Saturday, February 22, 2025

Mastery

Oddly, mastering programming is not about being able to spew out massive sets of instructions quickly. It’s about managing cognitive load. Let me explain.

Essentially, we have a finite amount of cognitive horsepower, most of which we tend to spend on our professions, but life can be quite demanding too.

So that’s the hard limit to our ability to work.

If you burn through that memorizing a whack load of convoluted tidbits while coding, it will utilize most of your energy. I often refer to this as ‘friction’.

So, what you need to make the best progress on your work as possible is to reduce as much of that friction as you can. You don’t want to spend your time thinking about ‘little’ things. Instead, you want to use it diving deeply into the substantial problems. The big ones that will keep you from moving forward directly.

In that sense, less is more. Far more.

For example, I’ve known for a long time that a million little bits of functionality is not all that helpful. It’s not a coherent solution.

It’s better to generalize it a little, then pack it all together and encapsulate it into larger ‘lego’ bricks. Now you have less things that you can call, but they do a far wider range of tasks. You still need to supply some type of configuration knowledge to them, but that too can be nicely packaged.
══════════
§ **WHAT YOU SHOULD DO**: According to the essay on mastering programming, what is mastering programming really about?

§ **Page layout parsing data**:
══════════
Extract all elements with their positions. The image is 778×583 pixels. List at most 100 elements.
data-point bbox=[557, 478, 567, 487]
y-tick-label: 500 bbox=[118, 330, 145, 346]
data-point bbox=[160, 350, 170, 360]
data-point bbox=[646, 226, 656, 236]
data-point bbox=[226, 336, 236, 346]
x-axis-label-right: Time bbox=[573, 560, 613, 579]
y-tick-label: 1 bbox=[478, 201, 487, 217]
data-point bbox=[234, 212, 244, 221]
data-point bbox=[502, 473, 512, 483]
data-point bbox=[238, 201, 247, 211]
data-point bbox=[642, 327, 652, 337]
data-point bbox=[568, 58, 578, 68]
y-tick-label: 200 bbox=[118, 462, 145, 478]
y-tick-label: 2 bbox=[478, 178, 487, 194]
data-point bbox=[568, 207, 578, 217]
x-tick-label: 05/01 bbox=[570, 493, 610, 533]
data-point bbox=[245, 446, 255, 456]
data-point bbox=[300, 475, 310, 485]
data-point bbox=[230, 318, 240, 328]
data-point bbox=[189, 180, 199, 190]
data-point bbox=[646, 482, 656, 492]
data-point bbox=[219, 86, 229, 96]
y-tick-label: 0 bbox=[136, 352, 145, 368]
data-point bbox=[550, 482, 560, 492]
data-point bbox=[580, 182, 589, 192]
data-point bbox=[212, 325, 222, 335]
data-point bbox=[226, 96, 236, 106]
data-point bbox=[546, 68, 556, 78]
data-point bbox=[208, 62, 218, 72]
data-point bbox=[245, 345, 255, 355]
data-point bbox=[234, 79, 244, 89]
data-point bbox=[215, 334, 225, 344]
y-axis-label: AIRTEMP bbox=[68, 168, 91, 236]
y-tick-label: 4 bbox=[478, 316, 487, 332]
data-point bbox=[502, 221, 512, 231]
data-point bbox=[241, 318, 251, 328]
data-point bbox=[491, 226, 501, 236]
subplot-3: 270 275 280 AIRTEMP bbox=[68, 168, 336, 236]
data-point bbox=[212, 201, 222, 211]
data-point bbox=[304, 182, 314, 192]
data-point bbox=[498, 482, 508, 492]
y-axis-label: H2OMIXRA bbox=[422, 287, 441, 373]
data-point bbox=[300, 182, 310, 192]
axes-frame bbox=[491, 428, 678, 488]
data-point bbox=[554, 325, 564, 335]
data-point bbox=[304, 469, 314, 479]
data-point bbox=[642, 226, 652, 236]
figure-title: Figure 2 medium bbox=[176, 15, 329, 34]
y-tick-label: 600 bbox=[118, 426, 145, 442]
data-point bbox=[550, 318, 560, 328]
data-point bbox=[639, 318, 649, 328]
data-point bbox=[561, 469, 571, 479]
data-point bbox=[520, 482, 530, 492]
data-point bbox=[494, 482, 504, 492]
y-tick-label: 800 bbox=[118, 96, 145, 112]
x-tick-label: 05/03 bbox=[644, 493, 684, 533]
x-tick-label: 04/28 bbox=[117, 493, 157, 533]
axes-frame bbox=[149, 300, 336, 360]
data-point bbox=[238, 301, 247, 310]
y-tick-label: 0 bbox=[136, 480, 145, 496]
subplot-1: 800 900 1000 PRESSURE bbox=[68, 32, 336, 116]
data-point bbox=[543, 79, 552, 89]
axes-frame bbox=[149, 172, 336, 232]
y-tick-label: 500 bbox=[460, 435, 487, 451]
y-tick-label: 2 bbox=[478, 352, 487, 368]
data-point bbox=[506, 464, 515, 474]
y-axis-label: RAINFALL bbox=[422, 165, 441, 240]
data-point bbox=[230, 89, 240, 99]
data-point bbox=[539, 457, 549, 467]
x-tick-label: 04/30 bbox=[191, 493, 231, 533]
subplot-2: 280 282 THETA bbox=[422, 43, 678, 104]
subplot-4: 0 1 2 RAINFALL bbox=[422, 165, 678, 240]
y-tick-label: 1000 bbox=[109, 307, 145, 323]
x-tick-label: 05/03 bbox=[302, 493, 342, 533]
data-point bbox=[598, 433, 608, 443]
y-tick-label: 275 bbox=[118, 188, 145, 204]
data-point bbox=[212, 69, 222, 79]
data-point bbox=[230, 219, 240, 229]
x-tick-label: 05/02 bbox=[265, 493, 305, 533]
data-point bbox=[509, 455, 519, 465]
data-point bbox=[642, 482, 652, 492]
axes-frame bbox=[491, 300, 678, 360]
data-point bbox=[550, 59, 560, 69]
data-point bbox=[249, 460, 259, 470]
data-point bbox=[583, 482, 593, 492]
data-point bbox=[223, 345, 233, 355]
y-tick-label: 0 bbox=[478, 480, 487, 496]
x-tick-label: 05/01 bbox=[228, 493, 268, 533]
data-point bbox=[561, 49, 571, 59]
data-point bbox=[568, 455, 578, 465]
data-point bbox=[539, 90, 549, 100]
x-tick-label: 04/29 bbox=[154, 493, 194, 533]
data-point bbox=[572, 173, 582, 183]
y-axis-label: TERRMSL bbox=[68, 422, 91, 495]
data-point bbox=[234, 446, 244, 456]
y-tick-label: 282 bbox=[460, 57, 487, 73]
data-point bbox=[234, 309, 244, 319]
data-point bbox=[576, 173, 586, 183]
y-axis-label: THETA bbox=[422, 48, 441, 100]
══════════
§ **SOLUTION TO THIS PROBLEM**: Managing cognitive load.